Your task> Make an exact transcription of the material, leaving out all images.

Data provided>
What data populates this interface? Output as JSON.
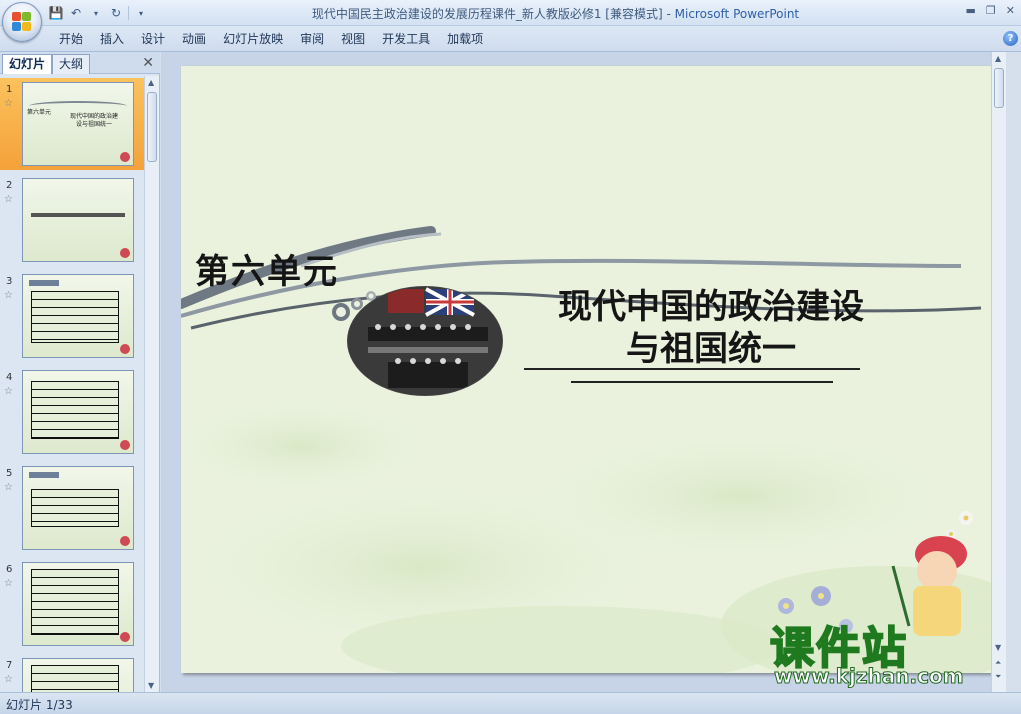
{
  "window": {
    "title_doc": "现代中国民主政治建设的发展历程课件_新人教版必修1 [兼容模式]",
    "title_sep": " - ",
    "title_app": "Microsoft PowerPoint"
  },
  "ribbon": {
    "tabs": [
      "开始",
      "插入",
      "设计",
      "动画",
      "幻灯片放映",
      "审阅",
      "视图",
      "开发工具",
      "加载项"
    ]
  },
  "left_panel": {
    "tab_slides": "幻灯片",
    "tab_outline": "大纲",
    "thumbnails": [
      {
        "num": "1",
        "title": "第六单元",
        "subtitle": "现代中国的政治建设与祖国统一"
      },
      {
        "num": "2"
      },
      {
        "num": "3"
      },
      {
        "num": "4"
      },
      {
        "num": "5"
      },
      {
        "num": "6"
      },
      {
        "num": "7"
      }
    ],
    "selected_index": 0
  },
  "slide": {
    "unit_title": "第六单元",
    "main_title_line1": "现代中国的政治建设",
    "main_title_line2": "与祖国统一"
  },
  "watermark": {
    "text": "课件站",
    "url": "www.kjzhan.com"
  },
  "statusbar": {
    "slide_counter": "幻灯片 1/33"
  },
  "colors": {
    "selected_thumb": "#f5a13a",
    "slide_bg": "#eaf2de",
    "watermark_yellow": "#f5e100",
    "watermark_green": "#1f7a1f"
  }
}
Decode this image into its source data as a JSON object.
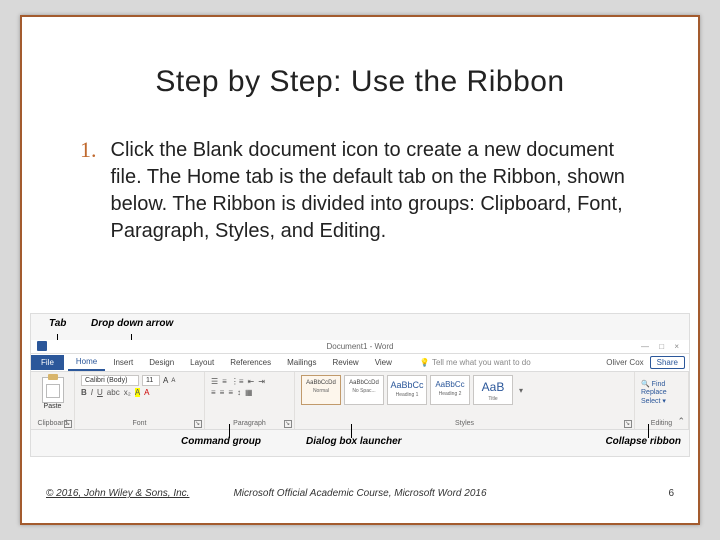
{
  "title": "Step by Step: Use the Ribbon",
  "list_number": "1.",
  "body_text": "Click the Blank document icon to create a new document file. The Home tab is the default tab on the Ribbon, shown below. The Ribbon is divided into groups: Clipboard, Font, Paragraph, Styles, and Editing.",
  "callouts": {
    "top_tab": "Tab",
    "top_dropdown": "Drop down arrow",
    "bottom_group": "Command group",
    "bottom_launcher": "Dialog box launcher",
    "bottom_collapse": "Collapse ribbon"
  },
  "ribbon": {
    "doc_title": "Document1 - Word",
    "tell_me": "Tell me what you want to do",
    "user": "Oliver Cox",
    "share": "Share",
    "tabs": [
      "File",
      "Home",
      "Insert",
      "Design",
      "Layout",
      "References",
      "Mailings",
      "Review",
      "View"
    ],
    "groups": {
      "clipboard": {
        "label": "Clipboard",
        "paste": "Paste"
      },
      "font": {
        "label": "Font",
        "name": "Calibri (Body)",
        "size": "11"
      },
      "paragraph": {
        "label": "Paragraph"
      },
      "styles": {
        "label": "Styles",
        "items": [
          {
            "sample": "AaBbCcDd",
            "name": "Normal"
          },
          {
            "sample": "AaBbCcDd",
            "name": "No Spac..."
          },
          {
            "sample": "AaBbCc",
            "name": "Heading 1"
          },
          {
            "sample": "AaBbCc",
            "name": "Heading 2"
          },
          {
            "sample": "AaB",
            "name": "Title"
          }
        ]
      },
      "editing": {
        "label": "Editing",
        "find": "Find",
        "replace": "Replace",
        "select": "Select"
      }
    }
  },
  "footer": {
    "copyright": "© 2016, John Wiley & Sons, Inc.",
    "course": "Microsoft Official Academic Course, Microsoft Word 2016",
    "page": "6"
  }
}
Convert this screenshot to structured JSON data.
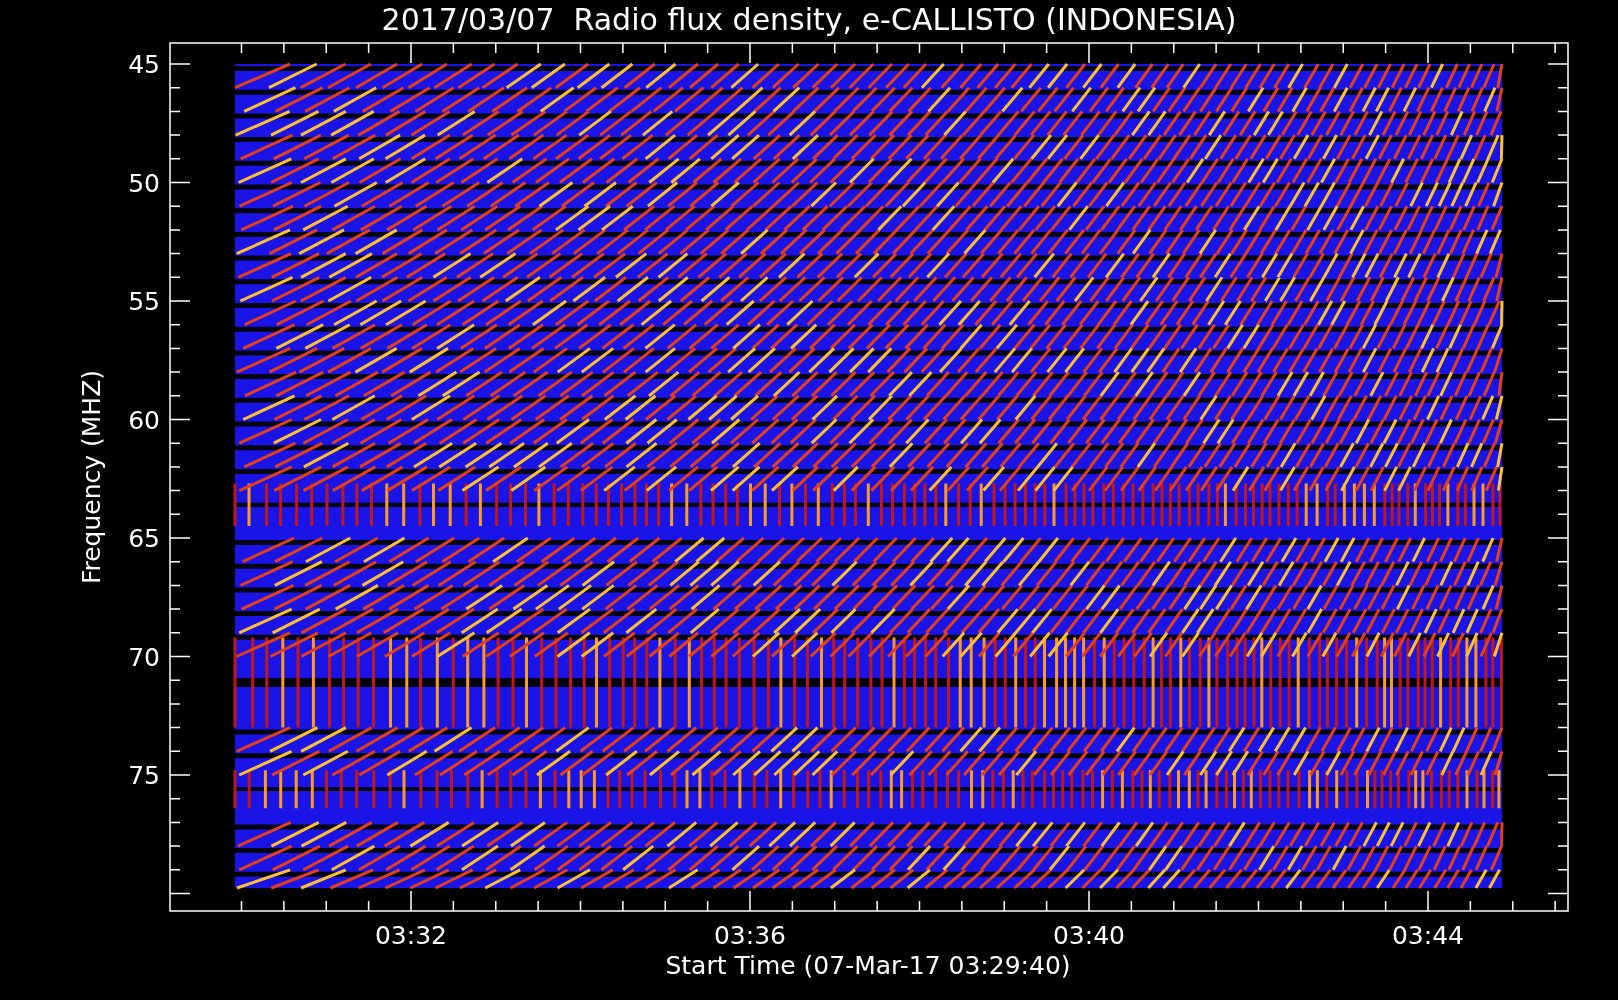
{
  "title": "2017/03/07  Radio flux density, e-CALLISTO (INDONESIA)",
  "y_axis": {
    "label": "Frequency (MHZ)",
    "ticks": [
      "45",
      "50",
      "55",
      "60",
      "65",
      "70",
      "75"
    ]
  },
  "x_axis": {
    "label": "Start Time (07-Mar-17 03:29:40)",
    "ticks": [
      "03:32",
      "03:36",
      "03:40",
      "03:44"
    ]
  }
}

Task result>
What data populates this interface? Output as JSON.
{
  "window": {
    "title_doc": "现代中国民主政治建设的发展历程课件_新人教版必修1 [兼容模式]",
    "title_sep": " - ",
    "title_app": "Microsoft PowerPoint"
  },
  "ribbon": {
    "tabs": [
      "开始",
      "插入",
      "设计",
      "动画",
      "幻灯片放映",
      "审阅",
      "视图",
      "开发工具",
      "加载项"
    ]
  },
  "left_panel": {
    "tab_slides": "幻灯片",
    "tab_outline": "大纲",
    "thumbnails": [
      {
        "num": "1",
        "title": "第六单元",
        "subtitle": "现代中国的政治建设与祖国统一"
      },
      {
        "num": "2"
      },
      {
        "num": "3"
      },
      {
        "num": "4"
      },
      {
        "num": "5"
      },
      {
        "num": "6"
      },
      {
        "num": "7"
      }
    ],
    "selected_index": 0
  },
  "slide": {
    "unit_title": "第六单元",
    "main_title_line1": "现代中国的政治建设",
    "main_title_line2": "与祖国统一"
  },
  "watermark": {
    "text": "课件站",
    "url": "www.kjzhan.com"
  },
  "statusbar": {
    "slide_counter": "幻灯片 1/33"
  },
  "colors": {
    "selected_thumb": "#f5a13a",
    "slide_bg": "#eaf2de",
    "watermark_yellow": "#f5e100",
    "watermark_green": "#1f7a1f"
  }
}
Decode this image into its source data as a JSON object.
{
  "title": "Step by Step: Use the Ribbon",
  "list_number": "1.",
  "body_text": "Click the Blank document icon to create a new document file. The Home tab is the default tab on the Ribbon, shown below. The Ribbon is divided into groups: Clipboard, Font, Paragraph, Styles, and Editing.",
  "callouts": {
    "top_tab": "Tab",
    "top_dropdown": "Drop down arrow",
    "bottom_group": "Command group",
    "bottom_launcher": "Dialog box launcher",
    "bottom_collapse": "Collapse ribbon"
  },
  "ribbon": {
    "doc_title": "Document1 - Word",
    "tell_me": "Tell me what you want to do",
    "user": "Oliver Cox",
    "share": "Share",
    "tabs": [
      "File",
      "Home",
      "Insert",
      "Design",
      "Layout",
      "References",
      "Mailings",
      "Review",
      "View"
    ],
    "groups": {
      "clipboard": {
        "label": "Clipboard",
        "paste": "Paste"
      },
      "font": {
        "label": "Font",
        "name": "Calibri (Body)",
        "size": "11"
      },
      "paragraph": {
        "label": "Paragraph"
      },
      "styles": {
        "label": "Styles",
        "items": [
          {
            "sample": "AaBbCcDd",
            "name": "Normal"
          },
          {
            "sample": "AaBbCcDd",
            "name": "No Spac..."
          },
          {
            "sample": "AaBbCc",
            "name": "Heading 1"
          },
          {
            "sample": "AaBbCc",
            "name": "Heading 2"
          },
          {
            "sample": "AaB",
            "name": "Title"
          }
        ]
      },
      "editing": {
        "label": "Editing",
        "find": "Find",
        "replace": "Replace",
        "select": "Select"
      }
    }
  },
  "footer": {
    "copyright": "© 2016, John Wiley & Sons, Inc.",
    "course": "Microsoft Official Academic Course, Microsoft Word 2016",
    "page": "6"
  }
}
Convert this screenshot to structured JSON data.
{
  "title": "2017/03/07  Radio flux density, e-CALLISTO (INDONESIA)",
  "y_axis": {
    "label": "Frequency (MHZ)",
    "ticks": [
      "45",
      "50",
      "55",
      "60",
      "65",
      "70",
      "75"
    ]
  },
  "x_axis": {
    "label": "Start Time (07-Mar-17 03:29:40)",
    "ticks": [
      "03:32",
      "03:36",
      "03:40",
      "03:44"
    ]
  }
}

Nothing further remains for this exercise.